## Short problem
Read the data and repeat all of it exactly.

.....

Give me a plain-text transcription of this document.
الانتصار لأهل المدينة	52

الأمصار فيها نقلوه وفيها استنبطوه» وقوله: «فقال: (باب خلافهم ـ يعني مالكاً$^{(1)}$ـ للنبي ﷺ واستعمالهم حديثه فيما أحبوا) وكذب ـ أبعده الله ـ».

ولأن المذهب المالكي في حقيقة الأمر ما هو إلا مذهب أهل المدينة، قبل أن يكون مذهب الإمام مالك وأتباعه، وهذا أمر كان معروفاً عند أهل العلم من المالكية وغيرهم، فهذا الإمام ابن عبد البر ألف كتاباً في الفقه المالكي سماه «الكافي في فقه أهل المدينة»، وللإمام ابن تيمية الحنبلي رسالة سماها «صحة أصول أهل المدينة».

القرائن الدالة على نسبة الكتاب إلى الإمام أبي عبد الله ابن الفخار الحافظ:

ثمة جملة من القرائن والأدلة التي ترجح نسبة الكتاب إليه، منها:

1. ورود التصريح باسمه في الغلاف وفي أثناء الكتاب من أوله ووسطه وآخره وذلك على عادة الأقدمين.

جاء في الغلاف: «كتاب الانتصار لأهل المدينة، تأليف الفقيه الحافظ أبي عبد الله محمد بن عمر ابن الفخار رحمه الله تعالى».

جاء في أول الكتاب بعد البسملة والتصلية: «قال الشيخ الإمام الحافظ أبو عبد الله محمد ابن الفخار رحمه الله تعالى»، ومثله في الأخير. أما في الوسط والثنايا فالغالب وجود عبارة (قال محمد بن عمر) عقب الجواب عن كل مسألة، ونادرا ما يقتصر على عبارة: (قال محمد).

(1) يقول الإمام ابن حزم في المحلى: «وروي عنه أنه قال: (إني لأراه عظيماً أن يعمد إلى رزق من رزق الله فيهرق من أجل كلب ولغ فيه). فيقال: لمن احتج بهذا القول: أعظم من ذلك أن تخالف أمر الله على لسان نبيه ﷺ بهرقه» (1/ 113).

.....

## Problem solution
Give me a plain-text transcription of this document.
الانتصار لأهل المدينة	52

الأمصار فيها نقلوه وفيها استنبطوه» وقوله: «فقال: (باب خلافهم ـ يعني مالكاً$^{(1)}$ـ للنبي ﷺ واستعمالهم حديثه فيما أحبوا) وكذب ـ أبعده الله ـ».

ولأن المذهب المالكي في حقيقة الأمر ما هو إلا مذهب أهل المدينة، قبل أن يكون مذهب الإمام مالك وأتباعه، وهذا أمر كان معروفاً عند أهل العلم من المالكية وغيرهم، فهذا الإمام ابن عبد البر ألف كتاباً في الفقه المالكي سماه «الكافي في فقه أهل المدينة»، وللإمام ابن تيمية الحنبلي رسالة سماها «صحة أصول أهل المدينة».

القرائن الدالة على نسبة الكتاب إلى الإمام أبي عبد الله ابن الفخار الحافظ:

ثمة جملة من القرائن والأدلة التي ترجح نسبة الكتاب إليه، منها:

1. ورود التصريح باسمه في الغلاف وفي أثناء الكتاب من أوله ووسطه وآخره وذلك على عادة الأقدمين.

جاء في الغلاف: «كتاب الانتصار لأهل المدينة، تأليف الفقيه الحافظ أبي عبد الله محمد بن عمر ابن الفخار رحمه الله تعالى».

جاء في أول الكتاب بعد البسملة والتصلية: «قال الشيخ الإمام الحافظ أبو عبد الله محمد ابن الفخار رحمه الله تعالى»، ومثله في الأخير. أما في الوسط والثنايا فالغالب وجود عبارة (قال محمد بن عمر) عقب الجواب عن كل مسألة، ونادرا ما يقتصر على عبارة: (قال محمد).

(1) يقول الإمام ابن حزم في المحلى: «وروي عنه أنه قال: (إني لأراه عظيماً أن يعمد إلى رزق من رزق الله فيهرق من أجل كلب ولغ فيه). فيقال: لمن احتج بهذا القول: أعظم من ذلك أن تخالف أمر الله على لسان نبيه ﷺ بهرقه» (1/ 113).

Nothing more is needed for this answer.